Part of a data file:

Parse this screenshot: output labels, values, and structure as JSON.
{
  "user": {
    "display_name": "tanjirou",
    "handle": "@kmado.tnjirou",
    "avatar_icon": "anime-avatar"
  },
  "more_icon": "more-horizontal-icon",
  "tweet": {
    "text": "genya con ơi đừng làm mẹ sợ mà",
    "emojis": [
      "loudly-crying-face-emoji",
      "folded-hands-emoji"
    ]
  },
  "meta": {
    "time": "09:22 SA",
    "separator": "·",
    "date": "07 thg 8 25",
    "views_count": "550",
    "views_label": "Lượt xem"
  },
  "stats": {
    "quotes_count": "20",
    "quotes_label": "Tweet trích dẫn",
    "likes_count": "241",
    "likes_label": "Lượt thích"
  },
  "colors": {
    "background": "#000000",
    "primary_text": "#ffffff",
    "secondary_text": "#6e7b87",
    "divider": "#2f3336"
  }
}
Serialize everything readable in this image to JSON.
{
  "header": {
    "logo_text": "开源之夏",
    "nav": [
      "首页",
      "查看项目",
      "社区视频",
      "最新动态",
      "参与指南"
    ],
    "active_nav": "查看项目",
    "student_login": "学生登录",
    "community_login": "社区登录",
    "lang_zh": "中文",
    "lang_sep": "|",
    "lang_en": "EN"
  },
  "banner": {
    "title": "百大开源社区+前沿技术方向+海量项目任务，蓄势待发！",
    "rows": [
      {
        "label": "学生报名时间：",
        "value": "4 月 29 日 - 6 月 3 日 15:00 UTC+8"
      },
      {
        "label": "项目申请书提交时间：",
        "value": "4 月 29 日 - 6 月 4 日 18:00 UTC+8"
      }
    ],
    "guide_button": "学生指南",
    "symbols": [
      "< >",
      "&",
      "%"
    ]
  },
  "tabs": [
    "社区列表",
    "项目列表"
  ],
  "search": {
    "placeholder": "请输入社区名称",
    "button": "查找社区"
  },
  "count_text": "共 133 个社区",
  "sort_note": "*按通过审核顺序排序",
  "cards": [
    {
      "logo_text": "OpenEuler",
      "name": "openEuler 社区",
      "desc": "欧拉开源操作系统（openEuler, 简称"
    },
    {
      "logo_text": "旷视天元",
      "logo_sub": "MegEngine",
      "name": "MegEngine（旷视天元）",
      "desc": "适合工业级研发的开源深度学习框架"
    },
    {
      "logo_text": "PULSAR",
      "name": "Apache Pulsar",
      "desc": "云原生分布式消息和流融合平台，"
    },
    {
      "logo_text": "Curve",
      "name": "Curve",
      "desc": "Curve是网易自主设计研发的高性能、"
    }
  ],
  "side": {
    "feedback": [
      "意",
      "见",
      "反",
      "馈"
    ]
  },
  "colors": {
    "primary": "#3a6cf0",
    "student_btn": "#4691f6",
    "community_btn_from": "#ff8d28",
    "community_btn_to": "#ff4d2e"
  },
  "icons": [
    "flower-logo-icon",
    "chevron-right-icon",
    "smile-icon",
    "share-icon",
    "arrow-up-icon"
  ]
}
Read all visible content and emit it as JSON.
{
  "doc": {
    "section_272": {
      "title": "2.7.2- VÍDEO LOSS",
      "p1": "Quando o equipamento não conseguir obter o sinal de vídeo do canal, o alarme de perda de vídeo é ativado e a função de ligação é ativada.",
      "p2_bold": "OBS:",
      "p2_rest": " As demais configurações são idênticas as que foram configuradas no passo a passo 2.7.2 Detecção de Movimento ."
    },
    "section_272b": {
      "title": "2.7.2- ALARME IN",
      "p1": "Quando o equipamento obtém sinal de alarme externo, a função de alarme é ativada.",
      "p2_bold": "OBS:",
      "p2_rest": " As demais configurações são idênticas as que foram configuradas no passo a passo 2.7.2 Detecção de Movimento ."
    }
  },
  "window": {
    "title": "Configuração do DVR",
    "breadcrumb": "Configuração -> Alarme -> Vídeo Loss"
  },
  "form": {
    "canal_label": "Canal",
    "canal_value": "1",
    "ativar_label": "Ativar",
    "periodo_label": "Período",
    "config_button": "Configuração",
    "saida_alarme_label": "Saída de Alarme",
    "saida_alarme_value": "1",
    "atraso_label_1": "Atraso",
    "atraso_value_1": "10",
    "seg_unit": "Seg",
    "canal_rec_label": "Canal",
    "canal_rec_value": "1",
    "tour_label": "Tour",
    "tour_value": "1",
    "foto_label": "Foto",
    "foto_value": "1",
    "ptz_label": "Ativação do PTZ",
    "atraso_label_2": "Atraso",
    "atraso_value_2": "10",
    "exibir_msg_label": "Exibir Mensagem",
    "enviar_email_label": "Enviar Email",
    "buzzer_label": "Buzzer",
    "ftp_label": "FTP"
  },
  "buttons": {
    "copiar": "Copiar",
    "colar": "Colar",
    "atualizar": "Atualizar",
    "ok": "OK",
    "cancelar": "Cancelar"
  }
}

EXERCISE AIM:
Reproduce the listing above exactly from the line containing "Read all visible content and emit it as JSON." through its last line, with both of those lines included.

WRITTEN ANSWER:
Read all visible content and emit it as JSON.
{
  "doc": {
    "section_272": {
      "title": "2.7.2- VÍDEO LOSS",
      "p1": "Quando o equipamento não conseguir obter o sinal de vídeo do canal, o alarme de perda de vídeo é ativado e a função de ligação é ativada.",
      "p2_bold": "OBS:",
      "p2_rest": " As demais configurações são idênticas as que foram configuradas no passo a passo 2.7.2 Detecção de Movimento ."
    },
    "section_272b": {
      "title": "2.7.2- ALARME IN",
      "p1": "Quando o equipamento obtém sinal de alarme externo, a função de alarme é ativada.",
      "p2_bold": "OBS:",
      "p2_rest": " As demais configurações são idênticas as que foram configuradas no passo a passo 2.7.2 Detecção de Movimento ."
    }
  },
  "window": {
    "title": "Configuração do DVR",
    "breadcrumb": "Configuração -> Alarme -> Vídeo Loss"
  },
  "form": {
    "canal_label": "Canal",
    "canal_value": "1",
    "ativar_label": "Ativar",
    "periodo_label": "Período",
    "config_button": "Configuração",
    "saida_alarme_label": "Saída de Alarme",
    "saida_alarme_value": "1",
    "atraso_label_1": "Atraso",
    "atraso_value_1": "10",
    "seg_unit": "Seg",
    "canal_rec_label": "Canal",
    "canal_rec_value": "1",
    "tour_label": "Tour",
    "tour_value": "1",
    "foto_label": "Foto",
    "foto_value": "1",
    "ptz_label": "Ativação do PTZ",
    "atraso_label_2": "Atraso",
    "atraso_value_2": "10",
    "exibir_msg_label": "Exibir Mensagem",
    "enviar_email_label": "Enviar Email",
    "buzzer_label": "Buzzer",
    "ftp_label": "FTP"
  },
  "buttons": {
    "copiar": "Copiar",
    "colar": "Colar",
    "atualizar": "Atualizar",
    "ok": "OK",
    "cancelar": "Cancelar"
  }
}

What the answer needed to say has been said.